Given text:
.....
Search & Ranking Systems • Ranking Algorithms (TF-IDF, BM25)Hard⏱️ ~3 min
BM25 Implementation: Inverted Index and Dynamic Pruning at Scale
Building a production BM25 system starts with the inverted index: a dictionary mapping terms to postings lists, where each posting contains document ID and term frequency, optionally with positions for phrase queries. For 100 million documents averaging 200 tokens each, you have roughly 20 billion term occurrences. Without positions, integer compression (variable byte or block based schemes like PForDelta) compresses postings to 1 to 3 bytes per occurrence, yielding 20 to 60 GB per shard. With positions for phrase support, expect 3 to 10 bytes per occurrence, reaching 60 to 200 GB. This fits comfortably in RAM on modern servers (256 to 512 GB), enabling sub 10ms retrieval.
.....
Listed records:
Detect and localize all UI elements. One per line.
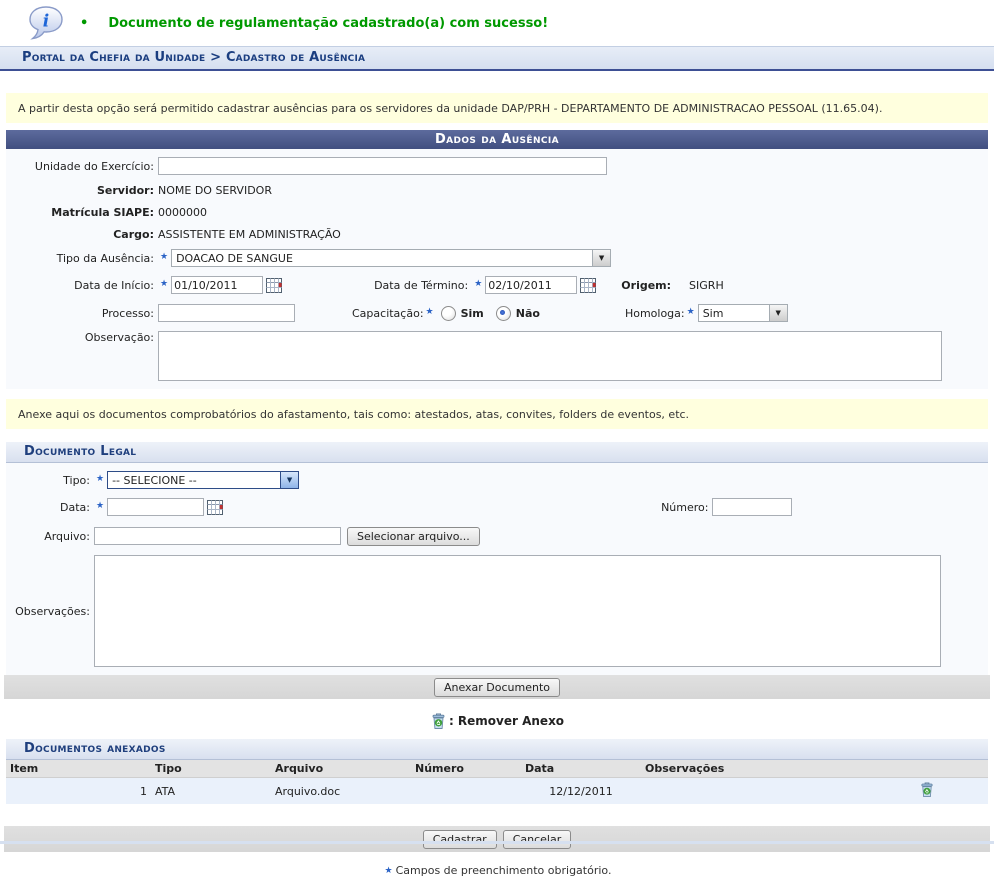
documentos-anexados-table: Item Tipo Arquivo Número Data Observaçõe… <box>6 760 988 824</box>
cargo-label: Cargo: <box>6 228 158 241</box>
cell-data: 12/12/2011 <box>521 778 641 805</box>
data-termino-input[interactable] <box>485 276 577 294</box>
col-actions <box>866 760 988 778</box>
calendar-icon[interactable] <box>207 500 223 515</box>
cadastrar-button[interactable]: Cadastrar <box>423 830 497 849</box>
servidor-value: NOME DO SERVIDOR <box>158 184 272 197</box>
section-title-dados-ausencia: Dados da Ausência <box>6 130 988 149</box>
col-item: Item <box>6 760 151 778</box>
processo-input[interactable] <box>158 304 295 322</box>
capacitacao-nao-label: Não <box>516 307 540 320</box>
capacitacao-sim-radio[interactable] <box>441 306 456 321</box>
remover-anexo-label: : Remover Anexo <box>449 714 564 728</box>
cancelar-button[interactable]: Cancelar <box>503 830 572 849</box>
observacao-textarea[interactable] <box>158 331 942 381</box>
calendar-icon[interactable] <box>266 278 282 293</box>
cell-observacoes <box>641 778 866 805</box>
homologa-selected-value: Sim <box>699 305 769 321</box>
attach-note-text: Anexe aqui os documentos comprobatórios … <box>18 408 689 421</box>
required-star-icon: ★ <box>96 501 104 511</box>
observacao-label: Observação: <box>6 331 158 344</box>
section-title-documento-legal: Documento Legal <box>6 442 988 463</box>
cell-numero <box>411 778 521 805</box>
required-star-icon: ★ <box>687 307 695 317</box>
trash-icon <box>430 712 447 730</box>
tipo-ausencia-select[interactable]: DOACAO DE SANGUE ▼ <box>171 249 611 267</box>
cargo-value: ASSISTENTE EM ADMINISTRAÇÃO <box>158 228 341 241</box>
anexar-documento-button[interactable]: Anexar Documento <box>434 678 560 697</box>
chevron-down-icon[interactable]: ▼ <box>769 305 787 321</box>
doc-observacoes-textarea[interactable] <box>94 555 941 667</box>
doc-data-input[interactable] <box>107 498 204 516</box>
required-star-icon: ★ <box>160 279 168 289</box>
calendar-icon[interactable] <box>580 278 596 293</box>
capacitacao-sim-label: Sim <box>461 307 484 320</box>
footnote-text: Campos de preenchimento obrigatório. <box>396 864 612 877</box>
tipo-ausencia-selected-value: DOACAO DE SANGUE <box>172 250 592 266</box>
col-tipo: Tipo <box>151 760 271 778</box>
documento-legal-panel: Tipo: ★ -- SELECIONE -- ▼ Data: ★ Número… <box>6 463 988 675</box>
doc-tipo-selected-value: -- SELECIONE -- <box>108 472 280 488</box>
breadcrumb: Portal da Chefia da Unidade > Cadastro d… <box>0 46 994 71</box>
dados-ausencia-panel: Unidade do Exercício: Servidor: NOME DO … <box>6 149 988 389</box>
unidade-exercicio-input[interactable] <box>158 157 607 175</box>
required-star-icon: ★ <box>426 307 434 317</box>
processo-label: Processo: <box>6 307 158 320</box>
homologa-label: Homologa: <box>625 307 685 320</box>
table-empty-row <box>6 804 988 824</box>
matricula-siape-label: Matrícula SIAPE: <box>6 206 158 219</box>
origem-label: Origem: <box>621 279 671 292</box>
col-observacoes: Observações <box>641 760 866 778</box>
col-data: Data <box>521 760 641 778</box>
table-header-row: Item Tipo Arquivo Número Data Observaçõe… <box>6 760 988 778</box>
capacitacao-label: Capacitação: <box>352 307 424 320</box>
cell-arquivo: Arquivo.doc <box>271 778 411 805</box>
doc-arquivo-input[interactable] <box>94 527 341 545</box>
info-balloon-icon: i <box>26 5 64 42</box>
intro-note: A partir desta opção será permitido cada… <box>6 93 988 123</box>
tipo-ausencia-label: Tipo da Ausência: <box>6 252 158 265</box>
message-bullet: • <box>80 16 88 31</box>
table-row: 1 ATA Arquivo.doc 12/12/2011 <box>6 778 988 805</box>
homologa-select[interactable]: Sim ▼ <box>698 304 788 322</box>
actions-bar: Cadastrar Cancelar <box>4 826 990 852</box>
col-numero: Número <box>411 760 521 778</box>
chevron-down-icon[interactable]: ▼ <box>280 472 298 488</box>
intro-note-text: A partir desta opção será permitido cada… <box>18 102 882 115</box>
data-termino-label: Data de Término: <box>374 279 472 292</box>
doc-arquivo-label: Arquivo: <box>6 530 94 543</box>
remover-anexo-legend: : Remover Anexo <box>0 711 994 731</box>
cell-remove <box>866 778 988 805</box>
doc-tipo-label: Tipo: <box>6 474 94 487</box>
cell-tipo: ATA <box>151 778 271 805</box>
required-star-icon: ★ <box>385 866 393 876</box>
doc-numero-label: Número: <box>661 501 708 514</box>
doc-data-label: Data: <box>6 501 94 514</box>
required-star-icon: ★ <box>474 279 482 289</box>
anexar-bar: Anexar Documento <box>4 675 990 699</box>
selecionar-arquivo-button[interactable]: Selecionar arquivo... <box>347 527 480 546</box>
success-message-text: Documento de regulamentação cadastrado(a… <box>108 16 548 31</box>
required-fields-footnote: ★ Campos de preenchimento obrigatório. <box>0 852 994 877</box>
servidor-label: Servidor: <box>6 184 158 197</box>
matricula-siape-value: 0000000 <box>158 206 207 219</box>
required-star-icon: ★ <box>96 474 104 484</box>
success-message-bar: i • Documento de regulamentação cadastra… <box>0 0 994 46</box>
required-star-icon: ★ <box>160 252 168 262</box>
col-arquivo: Arquivo <box>271 760 411 778</box>
doc-observacoes-label: Observações: <box>6 605 94 618</box>
chevron-down-icon[interactable]: ▼ <box>592 250 610 266</box>
trash-icon[interactable] <box>919 781 935 798</box>
doc-numero-input[interactable] <box>712 498 792 516</box>
origem-value: SIGRH <box>689 279 724 292</box>
section-title-documentos-anexados: Documentos anexados <box>6 739 988 760</box>
unidade-exercicio-label: Unidade do Exercício: <box>6 160 158 173</box>
doc-tipo-select[interactable]: -- SELECIONE -- ▼ <box>107 471 299 489</box>
attach-note: Anexe aqui os documentos comprobatórios … <box>6 399 988 429</box>
data-inicio-label: Data de Início: <box>6 279 158 292</box>
capacitacao-nao-radio[interactable] <box>496 306 511 321</box>
cell-item: 1 <box>6 778 151 805</box>
svg-text:i: i <box>43 11 49 31</box>
data-inicio-input[interactable] <box>171 276 263 294</box>
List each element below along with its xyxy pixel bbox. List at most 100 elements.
.....
What you will do:
A - In the BM25 indexing text, switch "RAM" to "main memory" and write out the passage starting with "Search & Ranking" and going on through "sub 10ms retrieval.".
B - Continue the BM25 indexing text from the point where it stops.
The data was drawn from another source, unrelated to the BM25 indexing text.

Expected results:
A -
Search & Ranking Systems • Ranking Algorithms (TF-IDF, BM25)Hard⏱️ ~3 min
BM25 Implementation: Inverted Index and Dynamic Pruning at Scale
Building a production BM25 system starts with the inverted index: a dictionary mapping terms to postings lists, where each posting contains document ID and term frequency, optionally with positions for phrase queries. For 100 million documents averaging 200 tokens each, you have roughly 20 billion term occurrences. Without positions, integer compression (variable byte or block based schemes like PForDelta) compresses postings to 1 to 3 bytes per occurrence, yielding 20 to 60 GB per shard. With positions for phrase support, expect 3 to 10 bytes per occurrence, reaching 60 to 200 GB. This fits comfortably in main memory on modern servers (256 to 512 GB), enabling sub 10ms retrieval.

B -
Dynamic pruning is essential for low latency. Weak AND (WAND) maintains a threshold score (initially the kth highest score seen so far) and for each query term, tracks an upper bound on the maximum contribution any remaining document can make from that term. During traversal, if the sum of upper bounds for all remaining terms cannot beat the threshold, you skip entire postings segments. Block Max WAND extends this by precomputing per block (typically 128 to 256 documents) the maximum term frequency and storing it alongside the block pointer. This allows skipping not just terms but entire blocks, reducing the number of score evaluations from millions to thousands.
Sharding and replication balance load and availability. A common pattern: 100 million documents split across 20 shards of 5 million each, replicated 3× for 60 total index instances. Each query fans out to all 20 shards in parallel (one replica per shard chosen by load balancer), retrieves top 50 candidates per shard in 8 to 15ms, then a central aggregator merges 1,000 candidates (20 shards × 50) in under 2ms. Tail latency (p99) is determined by the slowest shard; hedging (send duplicate request after 30ms) or speculative execution mitigates stragglers.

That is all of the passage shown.